* Saved entries
---+---

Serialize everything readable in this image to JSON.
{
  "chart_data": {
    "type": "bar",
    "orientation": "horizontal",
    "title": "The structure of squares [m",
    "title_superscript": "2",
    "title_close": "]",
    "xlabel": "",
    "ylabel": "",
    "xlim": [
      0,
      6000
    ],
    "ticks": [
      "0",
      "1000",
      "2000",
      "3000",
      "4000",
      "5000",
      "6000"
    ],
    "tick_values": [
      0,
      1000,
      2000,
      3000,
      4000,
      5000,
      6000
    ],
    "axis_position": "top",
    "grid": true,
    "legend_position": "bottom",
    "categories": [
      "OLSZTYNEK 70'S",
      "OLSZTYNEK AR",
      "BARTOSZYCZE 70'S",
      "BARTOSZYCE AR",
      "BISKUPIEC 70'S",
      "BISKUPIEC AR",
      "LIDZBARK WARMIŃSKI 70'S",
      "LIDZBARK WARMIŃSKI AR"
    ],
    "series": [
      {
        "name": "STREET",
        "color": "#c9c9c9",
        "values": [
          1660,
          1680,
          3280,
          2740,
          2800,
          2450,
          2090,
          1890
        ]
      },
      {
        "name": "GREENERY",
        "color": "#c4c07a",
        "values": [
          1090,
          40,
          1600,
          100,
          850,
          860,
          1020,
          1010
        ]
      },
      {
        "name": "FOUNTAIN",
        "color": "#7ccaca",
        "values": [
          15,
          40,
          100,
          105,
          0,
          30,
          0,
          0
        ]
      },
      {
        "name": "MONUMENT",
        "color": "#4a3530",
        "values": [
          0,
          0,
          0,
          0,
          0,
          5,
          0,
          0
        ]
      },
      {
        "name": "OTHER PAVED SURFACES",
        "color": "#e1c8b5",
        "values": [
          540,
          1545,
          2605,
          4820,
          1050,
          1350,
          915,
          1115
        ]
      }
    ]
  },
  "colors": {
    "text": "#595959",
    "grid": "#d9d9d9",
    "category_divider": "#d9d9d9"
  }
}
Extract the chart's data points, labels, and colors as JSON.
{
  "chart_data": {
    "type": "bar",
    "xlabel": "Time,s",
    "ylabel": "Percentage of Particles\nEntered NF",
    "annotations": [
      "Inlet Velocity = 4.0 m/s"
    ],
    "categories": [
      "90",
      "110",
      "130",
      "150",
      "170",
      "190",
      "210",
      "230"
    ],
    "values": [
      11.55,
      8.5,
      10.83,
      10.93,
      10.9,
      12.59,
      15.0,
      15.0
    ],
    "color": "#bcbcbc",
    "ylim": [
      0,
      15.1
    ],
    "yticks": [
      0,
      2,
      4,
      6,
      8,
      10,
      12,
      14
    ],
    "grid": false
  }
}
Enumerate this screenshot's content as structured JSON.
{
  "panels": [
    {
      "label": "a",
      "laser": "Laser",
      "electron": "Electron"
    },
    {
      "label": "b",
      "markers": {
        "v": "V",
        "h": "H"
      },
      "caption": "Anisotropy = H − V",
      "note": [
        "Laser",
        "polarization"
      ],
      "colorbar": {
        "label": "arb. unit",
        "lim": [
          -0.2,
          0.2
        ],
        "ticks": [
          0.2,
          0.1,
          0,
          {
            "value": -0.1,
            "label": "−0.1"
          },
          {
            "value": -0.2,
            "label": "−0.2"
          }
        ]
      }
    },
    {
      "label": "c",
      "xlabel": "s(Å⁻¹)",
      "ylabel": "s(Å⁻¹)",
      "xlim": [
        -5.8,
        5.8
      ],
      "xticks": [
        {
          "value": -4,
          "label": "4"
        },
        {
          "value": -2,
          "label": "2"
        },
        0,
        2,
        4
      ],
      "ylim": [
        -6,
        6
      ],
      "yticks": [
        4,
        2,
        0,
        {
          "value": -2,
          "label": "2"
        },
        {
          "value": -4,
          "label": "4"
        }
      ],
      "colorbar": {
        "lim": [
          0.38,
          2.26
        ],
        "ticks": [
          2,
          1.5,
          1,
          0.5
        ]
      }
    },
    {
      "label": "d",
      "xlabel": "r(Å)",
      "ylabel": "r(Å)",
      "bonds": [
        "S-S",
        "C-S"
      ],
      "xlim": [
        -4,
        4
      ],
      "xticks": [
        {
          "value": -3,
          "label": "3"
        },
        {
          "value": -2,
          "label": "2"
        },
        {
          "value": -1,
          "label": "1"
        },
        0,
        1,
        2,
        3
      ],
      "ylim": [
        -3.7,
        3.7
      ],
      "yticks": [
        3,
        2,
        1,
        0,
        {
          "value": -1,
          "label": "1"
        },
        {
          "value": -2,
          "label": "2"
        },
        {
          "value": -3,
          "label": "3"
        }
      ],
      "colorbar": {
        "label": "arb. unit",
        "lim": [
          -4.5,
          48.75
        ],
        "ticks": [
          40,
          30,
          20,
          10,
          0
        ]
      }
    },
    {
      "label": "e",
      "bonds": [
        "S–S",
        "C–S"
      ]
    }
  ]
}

---+---

Set down all of the entries exactly, please.

Serialize everything readable in this image to JSON.
{
  "chart_data": {
    "type": "bar",
    "orientation": "horizontal",
    "title": "The structure of squares [m",
    "title_superscript": "2",
    "title_close": "]",
    "xlabel": "",
    "ylabel": "",
    "xlim": [
      0,
      6000
    ],
    "ticks": [
      "0",
      "1000",
      "2000",
      "3000",
      "4000",
      "5000",
      "6000"
    ],
    "tick_values": [
      0,
      1000,
      2000,
      3000,
      4000,
      5000,
      6000
    ],
    "axis_position": "top",
    "grid": true,
    "legend_position": "bottom",
    "categories": [
      "OLSZTYNEK 70'S",
      "OLSZTYNEK AR",
      "BARTOSZYCZE 70'S",
      "BARTOSZYCE AR",
      "BISKUPIEC 70'S",
      "BISKUPIEC AR",
      "LIDZBARK WARMIŃSKI 70'S",
      "LIDZBARK WARMIŃSKI AR"
    ],
    "series": [
      {
        "name": "STREET",
        "color": "#c9c9c9",
        "values": [
          1660,
          1680,
          3280,
          2740,
          2800,
          2450,
          2090,
          1890
        ]
      },
      {
        "name": "GREENERY",
        "color": "#c4c07a",
        "values": [
          1090,
          40,
          1600,
          100,
          850,
          860,
          1020,
          1010
        ]
      },
      {
        "name": "FOUNTAIN",
        "color": "#7ccaca",
        "values": [
          15,
          40,
          100,
          105,
          0,
          30,
          0,
          0
        ]
      },
      {
        "name": "MONUMENT",
        "color": "#4a3530",
        "values": [
          0,
          0,
          0,
          0,
          0,
          5,
          0,
          0
        ]
      },
      {
        "name": "OTHER PAVED SURFACES",
        "color": "#e1c8b5",
        "values": [
          540,
          1545,
          2605,
          4820,
          1050,
          1350,
          915,
          1115
        ]
      }
    ]
  },
  "colors": {
    "text": "#595959",
    "grid": "#d9d9d9",
    "category_divider": "#d9d9d9"
  }
}
Extract the chart's data points, labels, and colors as JSON.
{
  "chart_data": {
    "type": "bar",
    "xlabel": "Time,s",
    "ylabel": "Percentage of Particles\nEntered NF",
    "annotations": [
      "Inlet Velocity = 4.0 m/s"
    ],
    "categories": [
      "90",
      "110",
      "130",
      "150",
      "170",
      "190",
      "210",
      "230"
    ],
    "values": [
      11.55,
      8.5,
      10.83,
      10.93,
      10.9,
      12.59,
      15.0,
      15.0
    ],
    "color": "#bcbcbc",
    "ylim": [
      0,
      15.1
    ],
    "yticks": [
      0,
      2,
      4,
      6,
      8,
      10,
      12,
      14
    ],
    "grid": false
  }
}
Enumerate this screenshot's content as structured JSON.
{
  "panels": [
    {
      "label": "a",
      "laser": "Laser",
      "electron": "Electron"
    },
    {
      "label": "b",
      "markers": {
        "v": "V",
        "h": "H"
      },
      "caption": "Anisotropy = H − V",
      "note": [
        "Laser",
        "polarization"
      ],
      "colorbar": {
        "label": "arb. unit",
        "lim": [
          -0.2,
          0.2
        ],
        "ticks": [
          0.2,
          0.1,
          0,
          {
            "value": -0.1,
            "label": "−0.1"
          },
          {
            "value": -0.2,
            "label": "−0.2"
          }
        ]
      }
    },
    {
      "label": "c",
      "xlabel": "s(Å⁻¹)",
      "ylabel": "s(Å⁻¹)",
      "xlim": [
        -5.8,
        5.8
      ],
      "xticks": [
        {
          "value": -4,
          "label": "4"
        },
        {
          "value": -2,
          "label": "2"
        },
        0,
        2,
        4
      ],
      "ylim": [
        -6,
        6
      ],
      "yticks": [
        4,
        2,
        0,
        {
          "value": -2,
          "label": "2"
        },
        {
          "value": -4,
          "label": "4"
        }
      ],
      "colorbar": {
        "lim": [
          0.38,
          2.26
        ],
        "ticks": [
          2,
          1.5,
          1,
          0.5
        ]
      }
    },
    {
      "label": "d",
      "xlabel": "r(Å)",
      "ylabel": "r(Å)",
      "bonds": [
        "S-S",
        "C-S"
      ],
      "xlim": [
        -4,
        4
      ],
      "xticks": [
        {
          "value": -3,
          "label": "3"
        },
        {
          "value": -2,
          "label": "2"
        },
        {
          "value": -1,
          "label": "1"
        },
        0,
        1,
        2,
        3
      ],
      "ylim": [
        -3.7,
        3.7
      ],
      "yticks": [
        3,
        2,
        1,
        0,
        {
          "value": -1,
          "label": "1"
        },
        {
          "value": -2,
          "label": "2"
        },
        {
          "value": -3,
          "label": "3"
        }
      ],
      "colorbar": {
        "label": "arb. unit",
        "lim": [
          -4.5,
          48.75
        ],
        "ticks": [
          40,
          30,
          20,
          10,
          0
        ]
      }
    },
    {
      "label": "e",
      "bonds": [
        "S–S",
        "C–S"
      ]
    }
  ]
}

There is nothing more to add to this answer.